The request: Write out the entire listing below exactly as it appears, minus any pictures.

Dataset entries
****************

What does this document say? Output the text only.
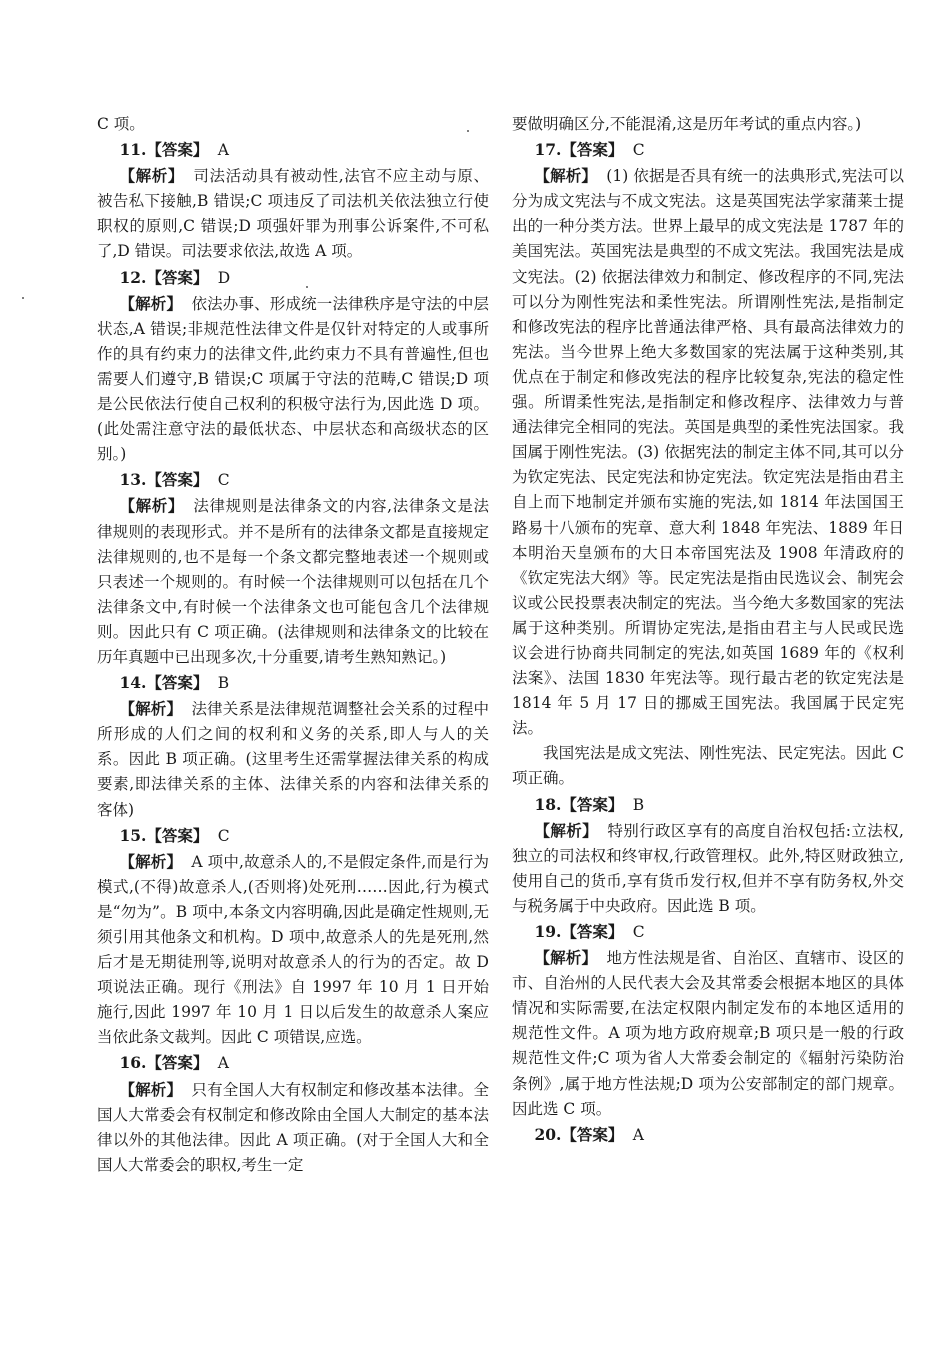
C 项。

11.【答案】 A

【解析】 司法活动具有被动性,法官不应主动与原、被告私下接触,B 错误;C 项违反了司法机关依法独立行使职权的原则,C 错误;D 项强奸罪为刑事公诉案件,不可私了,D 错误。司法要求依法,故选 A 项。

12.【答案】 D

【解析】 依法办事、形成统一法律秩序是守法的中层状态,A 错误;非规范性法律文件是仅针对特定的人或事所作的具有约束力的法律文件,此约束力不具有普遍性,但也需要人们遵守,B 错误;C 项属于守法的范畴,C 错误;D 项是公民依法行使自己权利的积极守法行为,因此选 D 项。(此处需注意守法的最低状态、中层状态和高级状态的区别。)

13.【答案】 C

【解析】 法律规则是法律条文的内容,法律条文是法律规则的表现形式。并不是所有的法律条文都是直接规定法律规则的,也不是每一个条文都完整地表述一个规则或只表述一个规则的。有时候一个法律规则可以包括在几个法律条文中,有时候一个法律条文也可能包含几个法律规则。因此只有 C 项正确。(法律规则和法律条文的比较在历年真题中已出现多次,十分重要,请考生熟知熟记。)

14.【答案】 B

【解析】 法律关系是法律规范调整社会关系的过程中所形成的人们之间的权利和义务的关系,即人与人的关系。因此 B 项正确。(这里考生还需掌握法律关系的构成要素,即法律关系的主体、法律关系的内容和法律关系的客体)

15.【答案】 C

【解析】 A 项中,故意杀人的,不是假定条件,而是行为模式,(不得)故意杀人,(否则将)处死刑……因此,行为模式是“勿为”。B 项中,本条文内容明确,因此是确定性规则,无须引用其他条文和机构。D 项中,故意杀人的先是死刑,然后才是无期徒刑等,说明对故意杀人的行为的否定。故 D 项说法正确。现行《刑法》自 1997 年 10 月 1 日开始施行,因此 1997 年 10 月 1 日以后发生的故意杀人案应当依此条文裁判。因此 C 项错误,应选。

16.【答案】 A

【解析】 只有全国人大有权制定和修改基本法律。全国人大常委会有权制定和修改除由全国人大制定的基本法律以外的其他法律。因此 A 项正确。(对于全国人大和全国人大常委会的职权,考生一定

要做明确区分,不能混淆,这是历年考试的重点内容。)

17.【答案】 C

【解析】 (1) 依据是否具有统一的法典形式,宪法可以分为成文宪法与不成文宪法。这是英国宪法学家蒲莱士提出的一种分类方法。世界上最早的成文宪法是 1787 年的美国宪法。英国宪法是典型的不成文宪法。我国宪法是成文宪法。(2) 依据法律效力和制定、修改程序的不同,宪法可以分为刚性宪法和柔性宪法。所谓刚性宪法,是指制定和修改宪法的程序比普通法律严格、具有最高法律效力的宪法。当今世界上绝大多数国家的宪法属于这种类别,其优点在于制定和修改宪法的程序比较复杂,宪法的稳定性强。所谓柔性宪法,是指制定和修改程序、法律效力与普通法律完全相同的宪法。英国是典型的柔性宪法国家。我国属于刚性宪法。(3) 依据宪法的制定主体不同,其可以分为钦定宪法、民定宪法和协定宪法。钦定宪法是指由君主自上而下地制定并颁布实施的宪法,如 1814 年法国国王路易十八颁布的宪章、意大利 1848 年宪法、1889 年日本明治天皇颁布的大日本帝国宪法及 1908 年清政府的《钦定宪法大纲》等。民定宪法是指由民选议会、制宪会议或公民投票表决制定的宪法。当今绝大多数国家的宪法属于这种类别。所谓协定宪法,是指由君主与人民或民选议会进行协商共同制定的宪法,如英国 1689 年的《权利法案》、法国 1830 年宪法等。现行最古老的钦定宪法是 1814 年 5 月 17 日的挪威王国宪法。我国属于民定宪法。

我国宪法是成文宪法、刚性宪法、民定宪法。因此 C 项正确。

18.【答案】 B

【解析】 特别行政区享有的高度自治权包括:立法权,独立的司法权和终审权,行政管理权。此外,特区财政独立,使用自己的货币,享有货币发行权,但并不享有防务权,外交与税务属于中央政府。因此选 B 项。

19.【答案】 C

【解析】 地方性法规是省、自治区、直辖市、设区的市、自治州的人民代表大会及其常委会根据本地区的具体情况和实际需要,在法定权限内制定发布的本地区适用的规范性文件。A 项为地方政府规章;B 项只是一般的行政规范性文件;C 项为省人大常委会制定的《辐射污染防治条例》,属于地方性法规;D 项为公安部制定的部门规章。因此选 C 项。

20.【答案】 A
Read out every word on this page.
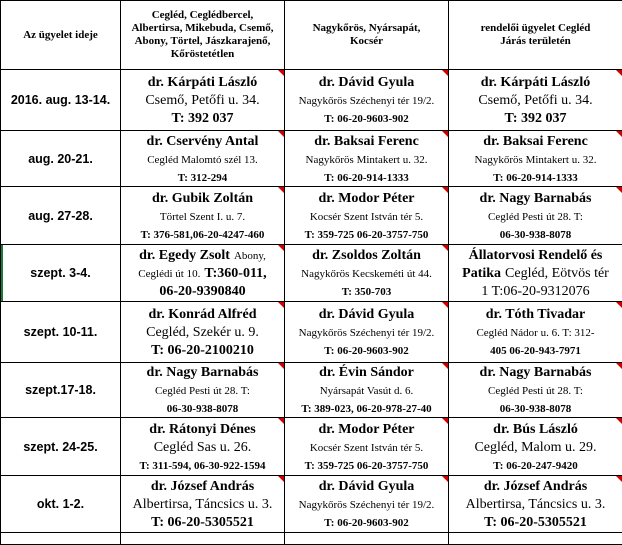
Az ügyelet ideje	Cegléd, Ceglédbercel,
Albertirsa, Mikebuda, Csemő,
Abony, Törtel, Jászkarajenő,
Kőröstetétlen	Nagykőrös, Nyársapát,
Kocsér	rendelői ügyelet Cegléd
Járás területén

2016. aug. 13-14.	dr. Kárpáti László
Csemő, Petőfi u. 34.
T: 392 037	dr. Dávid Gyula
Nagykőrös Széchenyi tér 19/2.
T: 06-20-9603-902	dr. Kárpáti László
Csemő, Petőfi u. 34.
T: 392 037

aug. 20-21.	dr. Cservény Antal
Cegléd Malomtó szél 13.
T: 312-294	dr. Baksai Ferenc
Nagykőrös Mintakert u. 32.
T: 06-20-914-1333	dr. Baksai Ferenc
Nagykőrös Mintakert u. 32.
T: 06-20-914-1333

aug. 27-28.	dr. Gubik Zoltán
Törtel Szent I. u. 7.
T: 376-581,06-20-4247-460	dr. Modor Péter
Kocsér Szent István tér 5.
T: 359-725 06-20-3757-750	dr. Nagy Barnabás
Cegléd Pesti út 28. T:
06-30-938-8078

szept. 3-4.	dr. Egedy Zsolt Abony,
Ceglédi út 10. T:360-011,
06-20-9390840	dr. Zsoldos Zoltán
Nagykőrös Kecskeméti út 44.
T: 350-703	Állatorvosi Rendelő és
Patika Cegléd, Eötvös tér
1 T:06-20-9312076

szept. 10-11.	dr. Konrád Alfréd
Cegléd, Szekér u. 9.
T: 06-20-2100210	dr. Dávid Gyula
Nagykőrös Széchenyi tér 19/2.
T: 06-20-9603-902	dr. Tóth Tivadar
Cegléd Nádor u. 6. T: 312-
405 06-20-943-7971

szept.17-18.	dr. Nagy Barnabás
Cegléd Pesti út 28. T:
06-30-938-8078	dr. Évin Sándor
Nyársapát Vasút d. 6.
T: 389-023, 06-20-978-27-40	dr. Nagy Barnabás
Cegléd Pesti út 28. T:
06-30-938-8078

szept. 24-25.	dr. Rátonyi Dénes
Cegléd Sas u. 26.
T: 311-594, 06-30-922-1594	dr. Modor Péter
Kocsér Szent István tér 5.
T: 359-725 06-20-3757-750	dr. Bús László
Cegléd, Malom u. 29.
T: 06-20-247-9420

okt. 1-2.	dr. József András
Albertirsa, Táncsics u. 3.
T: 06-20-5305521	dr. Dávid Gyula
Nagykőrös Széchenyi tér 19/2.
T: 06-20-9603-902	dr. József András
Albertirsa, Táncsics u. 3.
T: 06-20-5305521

****************

Problem solution:
What does this document say? Output the text only.
C 项。

11.【答案】 A

【解析】 司法活动具有被动性,法官不应主动与原、被告私下接触,B 错误;C 项违反了司法机关依法独立行使职权的原则,C 错误;D 项强奸罪为刑事公诉案件,不可私了,D 错误。司法要求依法,故选 A 项。

12.【答案】 D

【解析】 依法办事、形成统一法律秩序是守法的中层状态,A 错误;非规范性法律文件是仅针对特定的人或事所作的具有约束力的法律文件,此约束力不具有普遍性,但也需要人们遵守,B 错误;C 项属于守法的范畴,C 错误;D 项是公民依法行使自己权利的积极守法行为,因此选 D 项。(此处需注意守法的最低状态、中层状态和高级状态的区别。)

13.【答案】 C

【解析】 法律规则是法律条文的内容,法律条文是法律规则的表现形式。并不是所有的法律条文都是直接规定法律规则的,也不是每一个条文都完整地表述一个规则或只表述一个规则的。有时候一个法律规则可以包括在几个法律条文中,有时候一个法律条文也可能包含几个法律规则。因此只有 C 项正确。(法律规则和法律条文的比较在历年真题中已出现多次,十分重要,请考生熟知熟记。)

14.【答案】 B

【解析】 法律关系是法律规范调整社会关系的过程中所形成的人们之间的权利和义务的关系,即人与人的关系。因此 B 项正确。(这里考生还需掌握法律关系的构成要素,即法律关系的主体、法律关系的内容和法律关系的客体)

15.【答案】 C

【解析】 A 项中,故意杀人的,不是假定条件,而是行为模式,(不得)故意杀人,(否则将)处死刑……因此,行为模式是“勿为”。B 项中,本条文内容明确,因此是确定性规则,无须引用其他条文和机构。D 项中,故意杀人的先是死刑,然后才是无期徒刑等,说明对故意杀人的行为的否定。故 D 项说法正确。现行《刑法》自 1997 年 10 月 1 日开始施行,因此 1997 年 10 月 1 日以后发生的故意杀人案应当依此条文裁判。因此 C 项错误,应选。

16.【答案】 A

【解析】 只有全国人大有权制定和修改基本法律。全国人大常委会有权制定和修改除由全国人大制定的基本法律以外的其他法律。因此 A 项正确。(对于全国人大和全国人大常委会的职权,考生一定

要做明确区分,不能混淆,这是历年考试的重点内容。)

17.【答案】 C

【解析】 (1) 依据是否具有统一的法典形式,宪法可以分为成文宪法与不成文宪法。这是英国宪法学家蒲莱士提出的一种分类方法。世界上最早的成文宪法是 1787 年的美国宪法。英国宪法是典型的不成文宪法。我国宪法是成文宪法。(2) 依据法律效力和制定、修改程序的不同,宪法可以分为刚性宪法和柔性宪法。所谓刚性宪法,是指制定和修改宪法的程序比普通法律严格、具有最高法律效力的宪法。当今世界上绝大多数国家的宪法属于这种类别,其优点在于制定和修改宪法的程序比较复杂,宪法的稳定性强。所谓柔性宪法,是指制定和修改程序、法律效力与普通法律完全相同的宪法。英国是典型的柔性宪法国家。我国属于刚性宪法。(3) 依据宪法的制定主体不同,其可以分为钦定宪法、民定宪法和协定宪法。钦定宪法是指由君主自上而下地制定并颁布实施的宪法,如 1814 年法国国王路易十八颁布的宪章、意大利 1848 年宪法、1889 年日本明治天皇颁布的大日本帝国宪法及 1908 年清政府的《钦定宪法大纲》等。民定宪法是指由民选议会、制宪会议或公民投票表决制定的宪法。当今绝大多数国家的宪法属于这种类别。所谓协定宪法,是指由君主与人民或民选议会进行协商共同制定的宪法,如英国 1689 年的《权利法案》、法国 1830 年宪法等。现行最古老的钦定宪法是 1814 年 5 月 17 日的挪威王国宪法。我国属于民定宪法。

我国宪法是成文宪法、刚性宪法、民定宪法。因此 C 项正确。

18.【答案】 B

【解析】 特别行政区享有的高度自治权包括:立法权,独立的司法权和终审权,行政管理权。此外,特区财政独立,使用自己的货币,享有货币发行权,但并不享有防务权,外交与税务属于中央政府。因此选 B 项。

19.【答案】 C

【解析】 地方性法规是省、自治区、直辖市、设区的市、自治州的人民代表大会及其常委会根据本地区的具体情况和实际需要,在法定权限内制定发布的本地区适用的规范性文件。A 项为地方政府规章;B 项只是一般的行政规范性文件;C 项为省人大常委会制定的《辐射污染防治条例》,属于地方性法规;D 项为公安部制定的部门规章。因此选 C 项。

20.【答案】 A
Read out every word on this page.
Az ügyelet ideje	Cegléd, Ceglédbercel,
Albertirsa, Mikebuda, Csemő,
Abony, Törtel, Jászkarajenő,
Kőröstetétlen	Nagykőrös, Nyársapát,
Kocsér	rendelői ügyelet Cegléd
Járás területén

2016. aug. 13-14.	dr. Kárpáti László
Csemő, Petőfi u. 34.
T: 392 037	dr. Dávid Gyula
Nagykőrös Széchenyi tér 19/2.
T: 06-20-9603-902	dr. Kárpáti László
Csemő, Petőfi u. 34.
T: 392 037

aug. 20-21.	dr. Cservény Antal
Cegléd Malomtó szél 13.
T: 312-294	dr. Baksai Ferenc
Nagykőrös Mintakert u. 32.
T: 06-20-914-1333	dr. Baksai Ferenc
Nagykőrös Mintakert u. 32.
T: 06-20-914-1333

aug. 27-28.	dr. Gubik Zoltán
Törtel Szent I. u. 7.
T: 376-581,06-20-4247-460	dr. Modor Péter
Kocsér Szent István tér 5.
T: 359-725 06-20-3757-750	dr. Nagy Barnabás
Cegléd Pesti út 28. T:
06-30-938-8078

szept. 3-4.	dr. Egedy Zsolt Abony,
Ceglédi út 10. T:360-011,
06-20-9390840	dr. Zsoldos Zoltán
Nagykőrös Kecskeméti út 44.
T: 350-703	Állatorvosi Rendelő és
Patika Cegléd, Eötvös tér
1 T:06-20-9312076

szept. 10-11.	dr. Konrád Alfréd
Cegléd, Szekér u. 9.
T: 06-20-2100210	dr. Dávid Gyula
Nagykőrös Széchenyi tér 19/2.
T: 06-20-9603-902	dr. Tóth Tivadar
Cegléd Nádor u. 6. T: 312-
405 06-20-943-7971

szept.17-18.	dr. Nagy Barnabás
Cegléd Pesti út 28. T:
06-30-938-8078	dr. Évin Sándor
Nyársapát Vasút d. 6.
T: 389-023, 06-20-978-27-40	dr. Nagy Barnabás
Cegléd Pesti út 28. T:
06-30-938-8078

szept. 24-25.	dr. Rátonyi Dénes
Cegléd Sas u. 26.
T: 311-594, 06-30-922-1594	dr. Modor Péter
Kocsér Szent István tér 5.
T: 359-725 06-20-3757-750	dr. Bús László
Cegléd, Malom u. 29.
T: 06-20-247-9420

okt. 1-2.	dr. József András
Albertirsa, Táncsics u. 3.
T: 06-20-5305521	dr. Dávid Gyula
Nagykőrös Széchenyi tér 19/2.
T: 06-20-9603-902	dr. József András
Albertirsa, Táncsics u. 3.
T: 06-20-5305521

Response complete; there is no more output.